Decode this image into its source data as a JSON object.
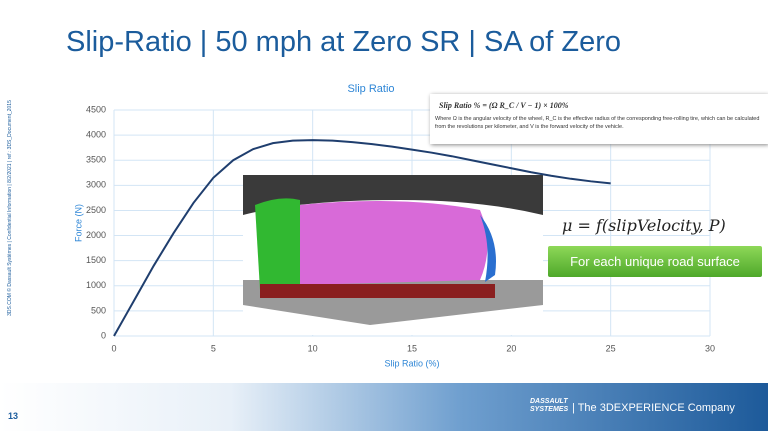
{
  "slide": {
    "title": "Slip-Ratio | 50 mph at Zero SR | SA of Zero",
    "side_note": "3DS.COM © Dassault Systèmes | Confidential Information | 8/2/2021 | ref.: 3DS_Document_2015",
    "page_number": "13",
    "formula": "Slip Ratio % = (Ω R_C / V − 1) × 100%",
    "formula_note": "Where Ω is the angular velocity of the wheel, R_C is the effective radius of the corresponding free-rolling tire, which can be calculated from the revolutions per kilometer, and V is the forward velocity of the vehicle.",
    "equation": "μ = f(slipVelocity, P)",
    "button": "For each unique road surface",
    "logo_brand": "DASSAULT SYSTEMES",
    "logo_tagline": "| The 3DEXPERIENCE Company"
  },
  "chart_data": {
    "type": "line",
    "title": "Slip Ratio",
    "x_label": "Slip Ratio (%)",
    "y_label": "Force (N)",
    "x": [
      0,
      1,
      2,
      3,
      4,
      5,
      6,
      7,
      8,
      9,
      10,
      11,
      12,
      13,
      14,
      15,
      16,
      17,
      18,
      19,
      20,
      21,
      22,
      23,
      24,
      25
    ],
    "series": [
      {
        "name": "Force",
        "color": "#1f3e6e",
        "values": [
          0,
          700,
          1400,
          2050,
          2650,
          3150,
          3500,
          3720,
          3840,
          3890,
          3900,
          3890,
          3860,
          3820,
          3770,
          3710,
          3650,
          3580,
          3500,
          3420,
          3340,
          3260,
          3190,
          3130,
          3080,
          3040
        ]
      }
    ],
    "xlim": [
      0,
      30
    ],
    "ylim": [
      0,
      4500
    ],
    "xticks": [
      0,
      5,
      10,
      15,
      20,
      25,
      30
    ],
    "yticks": [
      0,
      500,
      1000,
      1500,
      2000,
      2500,
      3000,
      3500,
      4000,
      4500
    ],
    "grid": true
  }
}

• Short task:
From the listing, copy every line where the string "Ratio" appears.

• Problem solution:
    "title": "Slip-Ratio | 50 mph at Zero SR | SA of Zero",
    "formula": "Slip Ratio % = (Ω R_C / V − 1) × 100%",
    "title": "Slip Ratio",
    "x_label": "Slip Ratio (%)",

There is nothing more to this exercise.